• **TASK DETAILS**
Where the data below has the string "pleated", return the whole line.

A run of records
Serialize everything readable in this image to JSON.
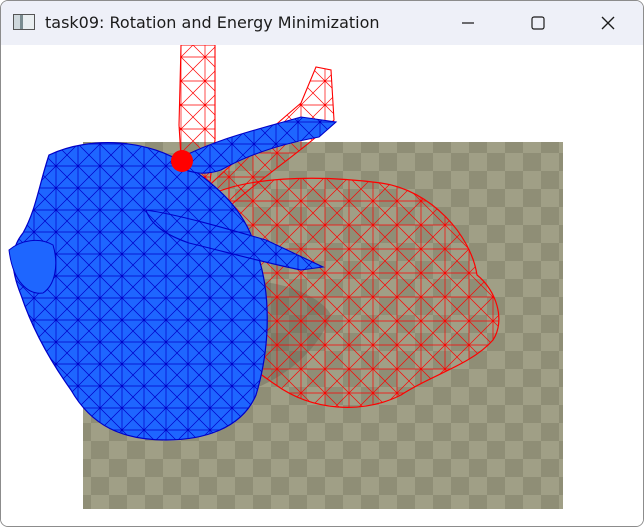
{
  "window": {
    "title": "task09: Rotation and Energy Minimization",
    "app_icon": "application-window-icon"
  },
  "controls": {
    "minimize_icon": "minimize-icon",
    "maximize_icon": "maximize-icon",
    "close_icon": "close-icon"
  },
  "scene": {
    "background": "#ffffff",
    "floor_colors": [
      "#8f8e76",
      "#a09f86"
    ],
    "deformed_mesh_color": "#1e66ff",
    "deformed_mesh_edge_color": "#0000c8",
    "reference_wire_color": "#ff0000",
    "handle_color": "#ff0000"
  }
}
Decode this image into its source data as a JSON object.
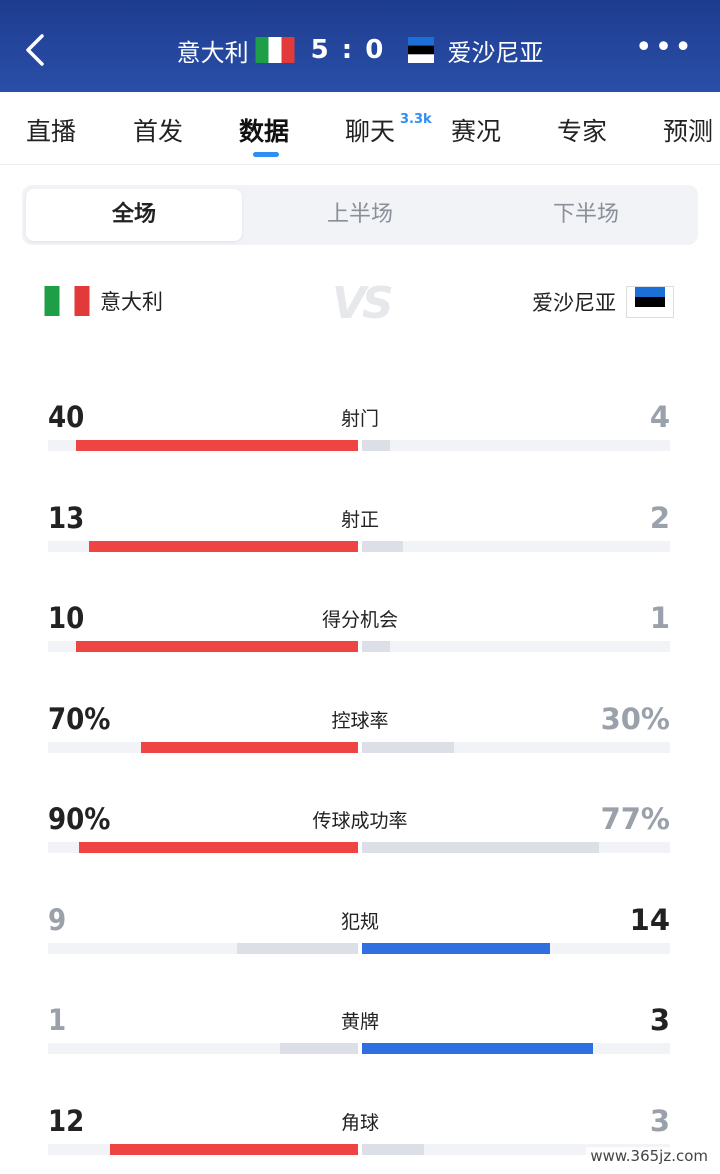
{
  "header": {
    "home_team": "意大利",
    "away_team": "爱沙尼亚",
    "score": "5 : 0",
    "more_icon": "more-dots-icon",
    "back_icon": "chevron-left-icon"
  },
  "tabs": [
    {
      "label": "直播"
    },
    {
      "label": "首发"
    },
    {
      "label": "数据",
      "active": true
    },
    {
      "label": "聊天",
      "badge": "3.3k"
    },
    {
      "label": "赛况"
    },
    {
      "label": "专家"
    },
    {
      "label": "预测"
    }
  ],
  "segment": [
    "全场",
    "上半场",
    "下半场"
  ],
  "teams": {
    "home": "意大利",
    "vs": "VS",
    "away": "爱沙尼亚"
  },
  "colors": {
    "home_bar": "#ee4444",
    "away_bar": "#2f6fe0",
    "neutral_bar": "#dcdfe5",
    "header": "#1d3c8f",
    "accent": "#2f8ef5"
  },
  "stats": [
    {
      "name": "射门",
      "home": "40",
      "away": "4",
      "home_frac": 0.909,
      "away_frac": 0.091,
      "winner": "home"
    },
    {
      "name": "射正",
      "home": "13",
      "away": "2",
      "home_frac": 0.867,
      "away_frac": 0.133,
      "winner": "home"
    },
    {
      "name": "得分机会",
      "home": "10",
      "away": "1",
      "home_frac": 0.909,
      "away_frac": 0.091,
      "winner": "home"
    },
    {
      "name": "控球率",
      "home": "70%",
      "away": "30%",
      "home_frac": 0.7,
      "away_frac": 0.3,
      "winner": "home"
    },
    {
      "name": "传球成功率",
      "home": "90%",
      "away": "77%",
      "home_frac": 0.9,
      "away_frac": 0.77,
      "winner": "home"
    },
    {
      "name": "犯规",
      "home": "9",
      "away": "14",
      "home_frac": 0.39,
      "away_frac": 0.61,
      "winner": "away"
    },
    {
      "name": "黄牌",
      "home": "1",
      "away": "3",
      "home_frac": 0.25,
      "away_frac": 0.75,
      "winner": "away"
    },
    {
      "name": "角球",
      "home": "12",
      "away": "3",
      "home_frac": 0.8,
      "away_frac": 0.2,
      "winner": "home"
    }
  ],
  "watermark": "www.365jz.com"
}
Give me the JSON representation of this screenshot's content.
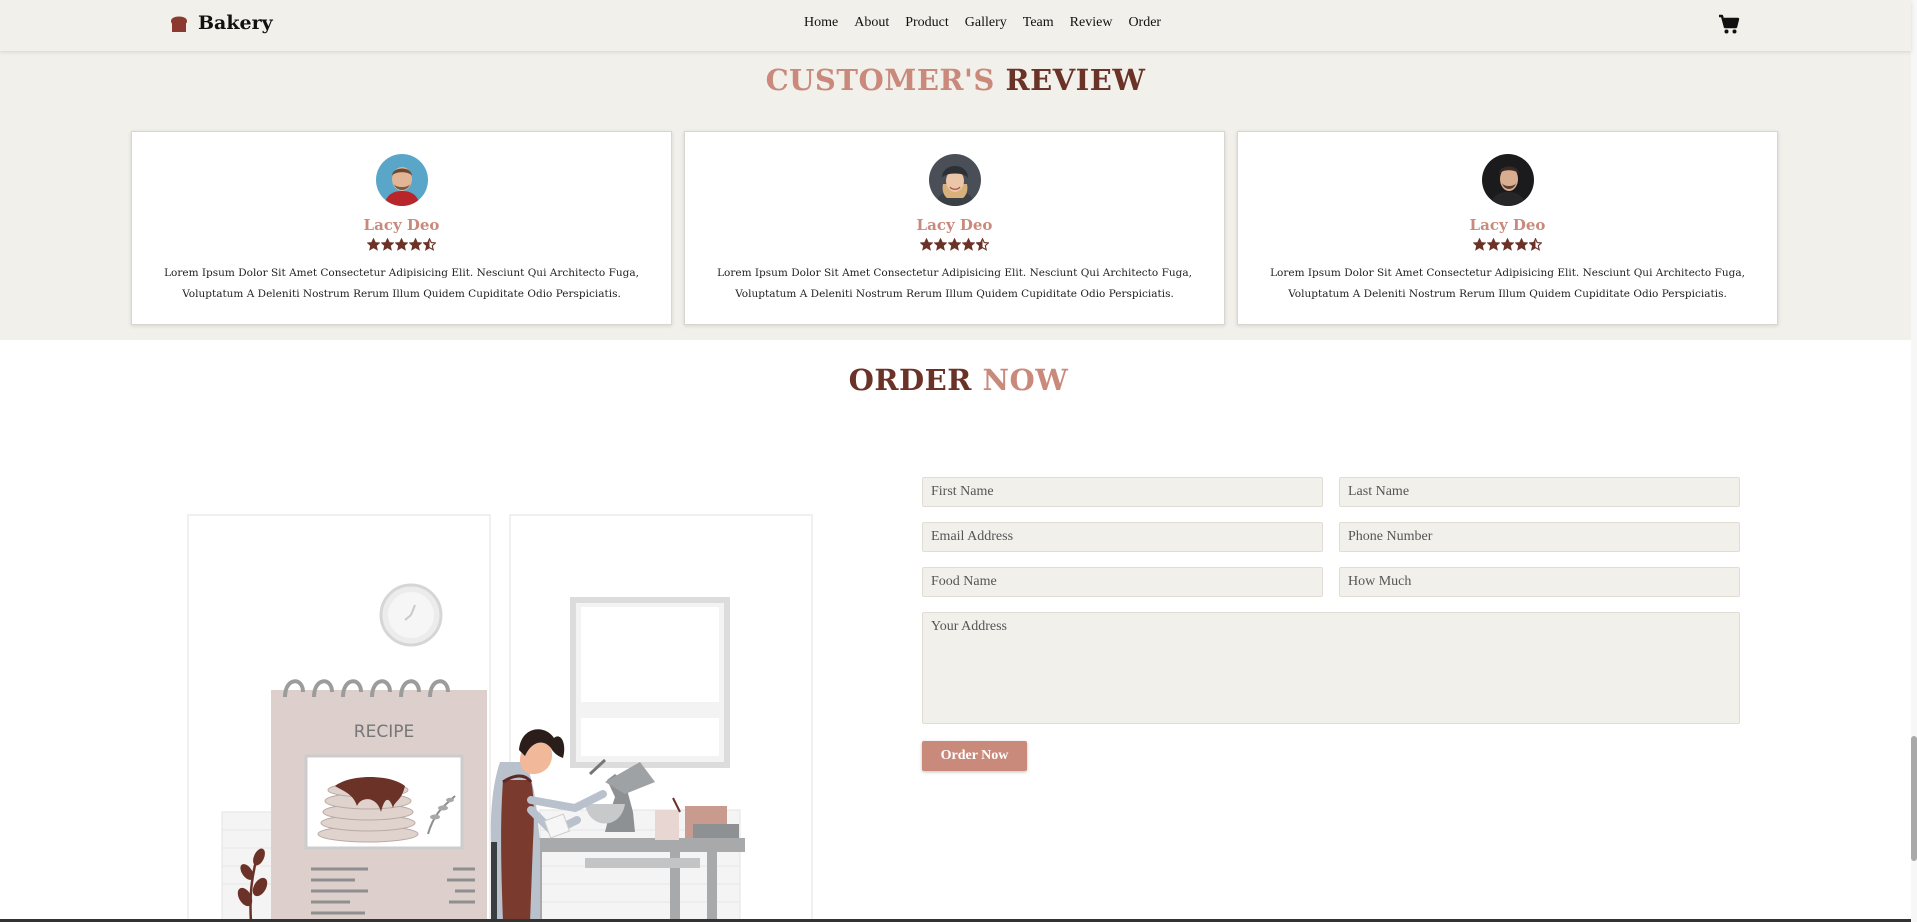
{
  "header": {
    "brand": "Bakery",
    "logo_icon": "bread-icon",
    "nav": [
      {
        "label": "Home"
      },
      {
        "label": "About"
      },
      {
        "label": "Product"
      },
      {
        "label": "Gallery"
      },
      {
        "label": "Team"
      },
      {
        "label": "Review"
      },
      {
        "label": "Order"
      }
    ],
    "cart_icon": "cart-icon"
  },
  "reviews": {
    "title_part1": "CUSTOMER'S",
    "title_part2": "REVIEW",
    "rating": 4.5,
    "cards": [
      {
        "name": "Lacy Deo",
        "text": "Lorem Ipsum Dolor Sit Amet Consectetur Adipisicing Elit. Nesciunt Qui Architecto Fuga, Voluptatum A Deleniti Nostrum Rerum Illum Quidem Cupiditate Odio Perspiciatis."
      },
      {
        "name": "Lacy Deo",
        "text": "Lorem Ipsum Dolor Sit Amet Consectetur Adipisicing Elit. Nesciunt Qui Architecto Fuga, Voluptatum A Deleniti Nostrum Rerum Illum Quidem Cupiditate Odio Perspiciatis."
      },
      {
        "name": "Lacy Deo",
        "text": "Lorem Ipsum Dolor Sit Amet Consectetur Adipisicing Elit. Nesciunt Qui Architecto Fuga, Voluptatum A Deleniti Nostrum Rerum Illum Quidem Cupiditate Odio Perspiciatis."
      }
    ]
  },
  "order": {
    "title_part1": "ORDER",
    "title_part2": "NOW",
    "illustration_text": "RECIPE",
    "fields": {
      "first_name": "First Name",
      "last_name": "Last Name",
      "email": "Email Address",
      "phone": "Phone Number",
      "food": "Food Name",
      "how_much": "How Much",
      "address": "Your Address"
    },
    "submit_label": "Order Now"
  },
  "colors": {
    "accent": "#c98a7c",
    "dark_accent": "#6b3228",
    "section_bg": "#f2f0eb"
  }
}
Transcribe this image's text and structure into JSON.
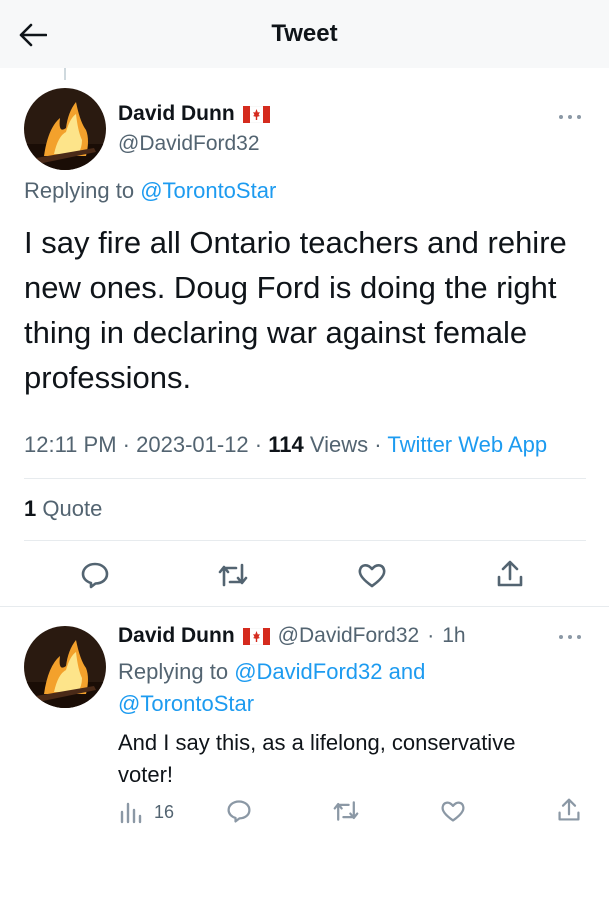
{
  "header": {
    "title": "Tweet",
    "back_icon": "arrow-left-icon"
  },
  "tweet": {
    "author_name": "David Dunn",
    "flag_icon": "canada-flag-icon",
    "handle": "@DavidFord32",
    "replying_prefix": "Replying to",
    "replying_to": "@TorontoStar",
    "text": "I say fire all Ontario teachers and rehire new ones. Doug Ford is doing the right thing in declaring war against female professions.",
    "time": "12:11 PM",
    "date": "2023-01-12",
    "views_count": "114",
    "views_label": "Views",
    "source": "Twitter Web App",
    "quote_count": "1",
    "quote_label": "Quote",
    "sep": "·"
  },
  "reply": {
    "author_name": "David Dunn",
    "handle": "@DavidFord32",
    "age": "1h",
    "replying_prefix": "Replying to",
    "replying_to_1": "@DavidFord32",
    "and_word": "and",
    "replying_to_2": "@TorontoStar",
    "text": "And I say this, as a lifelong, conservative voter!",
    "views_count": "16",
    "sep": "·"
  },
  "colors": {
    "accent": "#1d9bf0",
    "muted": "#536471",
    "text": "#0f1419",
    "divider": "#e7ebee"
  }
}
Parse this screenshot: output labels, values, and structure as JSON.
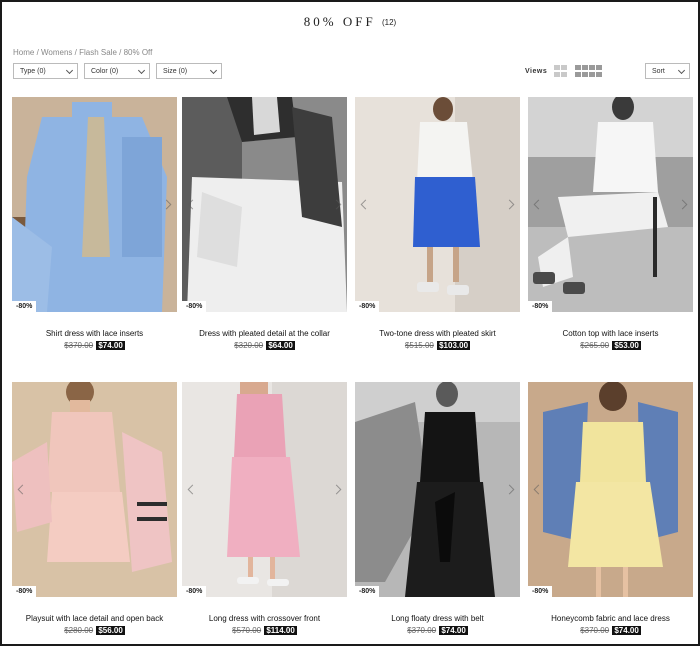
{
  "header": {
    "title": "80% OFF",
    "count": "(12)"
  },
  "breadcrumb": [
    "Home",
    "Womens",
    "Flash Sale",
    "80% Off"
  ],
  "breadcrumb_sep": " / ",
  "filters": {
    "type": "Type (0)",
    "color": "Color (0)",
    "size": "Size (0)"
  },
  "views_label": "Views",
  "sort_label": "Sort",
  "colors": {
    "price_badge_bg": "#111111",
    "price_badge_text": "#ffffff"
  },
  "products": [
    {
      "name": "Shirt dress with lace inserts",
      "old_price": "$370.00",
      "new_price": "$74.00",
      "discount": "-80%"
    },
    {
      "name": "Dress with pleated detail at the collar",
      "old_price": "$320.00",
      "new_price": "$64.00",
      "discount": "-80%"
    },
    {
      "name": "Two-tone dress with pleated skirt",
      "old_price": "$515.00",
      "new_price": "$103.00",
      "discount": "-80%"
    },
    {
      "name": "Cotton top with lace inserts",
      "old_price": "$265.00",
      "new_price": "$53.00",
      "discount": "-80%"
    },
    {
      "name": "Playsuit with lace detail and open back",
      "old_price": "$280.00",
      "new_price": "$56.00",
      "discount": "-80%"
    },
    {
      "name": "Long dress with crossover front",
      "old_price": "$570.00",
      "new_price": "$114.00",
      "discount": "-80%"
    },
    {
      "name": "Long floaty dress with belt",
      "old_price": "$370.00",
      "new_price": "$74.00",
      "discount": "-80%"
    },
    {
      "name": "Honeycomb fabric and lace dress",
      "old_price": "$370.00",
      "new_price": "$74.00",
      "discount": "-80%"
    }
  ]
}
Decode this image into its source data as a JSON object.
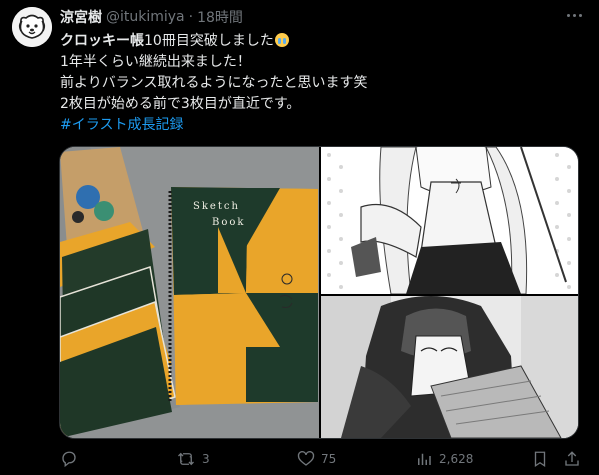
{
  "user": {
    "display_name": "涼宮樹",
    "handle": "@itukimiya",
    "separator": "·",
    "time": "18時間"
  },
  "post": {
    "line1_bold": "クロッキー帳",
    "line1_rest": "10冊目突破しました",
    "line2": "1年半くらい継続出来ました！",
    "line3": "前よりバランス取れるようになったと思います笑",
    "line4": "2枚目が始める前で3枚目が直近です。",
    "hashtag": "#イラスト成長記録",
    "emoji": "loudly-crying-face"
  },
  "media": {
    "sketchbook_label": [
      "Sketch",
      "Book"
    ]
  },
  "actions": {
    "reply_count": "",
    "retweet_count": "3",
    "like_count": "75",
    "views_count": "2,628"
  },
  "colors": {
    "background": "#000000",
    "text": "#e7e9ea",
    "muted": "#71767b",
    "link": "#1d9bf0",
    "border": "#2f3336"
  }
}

• **COMPLETE OUTPUT**
      "name": "Dress with pleated detail at the collar",
      "name": "Two-tone dress with pleated skirt",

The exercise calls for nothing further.